▸ Exercise material:
----------
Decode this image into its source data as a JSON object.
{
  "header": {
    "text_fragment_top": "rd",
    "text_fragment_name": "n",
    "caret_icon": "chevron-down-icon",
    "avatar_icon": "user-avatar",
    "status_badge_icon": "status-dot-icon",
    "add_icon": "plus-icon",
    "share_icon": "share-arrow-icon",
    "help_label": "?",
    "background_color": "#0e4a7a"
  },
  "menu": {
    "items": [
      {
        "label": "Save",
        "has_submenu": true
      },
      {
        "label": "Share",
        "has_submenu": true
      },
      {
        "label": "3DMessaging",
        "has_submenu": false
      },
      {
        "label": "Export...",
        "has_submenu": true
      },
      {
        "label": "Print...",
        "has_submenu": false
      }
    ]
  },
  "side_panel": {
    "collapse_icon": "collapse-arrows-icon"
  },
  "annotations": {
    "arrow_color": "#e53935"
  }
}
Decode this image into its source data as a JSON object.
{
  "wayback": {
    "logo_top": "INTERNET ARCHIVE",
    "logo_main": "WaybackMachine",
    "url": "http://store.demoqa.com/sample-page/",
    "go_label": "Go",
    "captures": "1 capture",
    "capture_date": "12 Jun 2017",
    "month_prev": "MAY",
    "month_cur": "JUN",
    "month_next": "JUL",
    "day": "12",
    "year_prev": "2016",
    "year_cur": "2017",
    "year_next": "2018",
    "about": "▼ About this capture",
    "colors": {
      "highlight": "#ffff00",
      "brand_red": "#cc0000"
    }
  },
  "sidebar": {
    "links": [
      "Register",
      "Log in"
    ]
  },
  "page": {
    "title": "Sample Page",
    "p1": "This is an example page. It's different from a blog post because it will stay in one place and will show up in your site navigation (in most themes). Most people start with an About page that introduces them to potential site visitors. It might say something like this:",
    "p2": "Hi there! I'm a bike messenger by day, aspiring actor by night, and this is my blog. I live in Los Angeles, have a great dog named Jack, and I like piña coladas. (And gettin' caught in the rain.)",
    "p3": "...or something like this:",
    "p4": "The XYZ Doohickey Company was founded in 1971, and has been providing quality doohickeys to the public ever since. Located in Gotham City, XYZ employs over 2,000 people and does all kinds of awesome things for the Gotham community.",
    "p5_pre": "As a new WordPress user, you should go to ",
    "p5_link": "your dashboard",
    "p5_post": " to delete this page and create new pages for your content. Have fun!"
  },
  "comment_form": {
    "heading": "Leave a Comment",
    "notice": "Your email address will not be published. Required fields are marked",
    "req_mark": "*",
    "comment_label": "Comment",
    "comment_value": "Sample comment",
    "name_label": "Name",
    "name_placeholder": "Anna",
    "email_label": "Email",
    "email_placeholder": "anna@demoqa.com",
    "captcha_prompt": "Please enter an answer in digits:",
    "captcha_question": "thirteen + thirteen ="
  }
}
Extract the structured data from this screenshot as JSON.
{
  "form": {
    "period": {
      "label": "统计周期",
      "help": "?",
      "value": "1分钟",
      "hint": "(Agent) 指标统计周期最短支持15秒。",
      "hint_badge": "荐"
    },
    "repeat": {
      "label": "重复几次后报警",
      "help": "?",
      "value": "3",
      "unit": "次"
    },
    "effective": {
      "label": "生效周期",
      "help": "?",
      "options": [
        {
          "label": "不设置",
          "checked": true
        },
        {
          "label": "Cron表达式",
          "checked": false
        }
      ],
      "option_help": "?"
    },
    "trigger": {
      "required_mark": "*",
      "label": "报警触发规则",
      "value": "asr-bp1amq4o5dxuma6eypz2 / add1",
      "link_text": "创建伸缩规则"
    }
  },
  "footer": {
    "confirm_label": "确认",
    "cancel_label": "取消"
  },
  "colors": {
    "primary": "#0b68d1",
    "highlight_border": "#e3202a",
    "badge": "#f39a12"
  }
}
----------
▸ The problem: Quote exactly and only the lines from the one holding "Extract the structured" through the end of the data.

▸ Written solution:
Extract the structured data from this screenshot as JSON.
{
  "form": {
    "period": {
      "label": "统计周期",
      "help": "?",
      "value": "1分钟",
      "hint": "(Agent) 指标统计周期最短支持15秒。",
      "hint_badge": "荐"
    },
    "repeat": {
      "label": "重复几次后报警",
      "help": "?",
      "value": "3",
      "unit": "次"
    },
    "effective": {
      "label": "生效周期",
      "help": "?",
      "options": [
        {
          "label": "不设置",
          "checked": true
        },
        {
          "label": "Cron表达式",
          "checked": false
        }
      ],
      "option_help": "?"
    },
    "trigger": {
      "required_mark": "*",
      "label": "报警触发规则",
      "value": "asr-bp1amq4o5dxuma6eypz2 / add1",
      "link_text": "创建伸缩规则"
    }
  },
  "footer": {
    "confirm_label": "确认",
    "cancel_label": "取消"
  },
  "colors": {
    "primary": "#0b68d1",
    "highlight_border": "#e3202a",
    "badge": "#f39a12"
  }
}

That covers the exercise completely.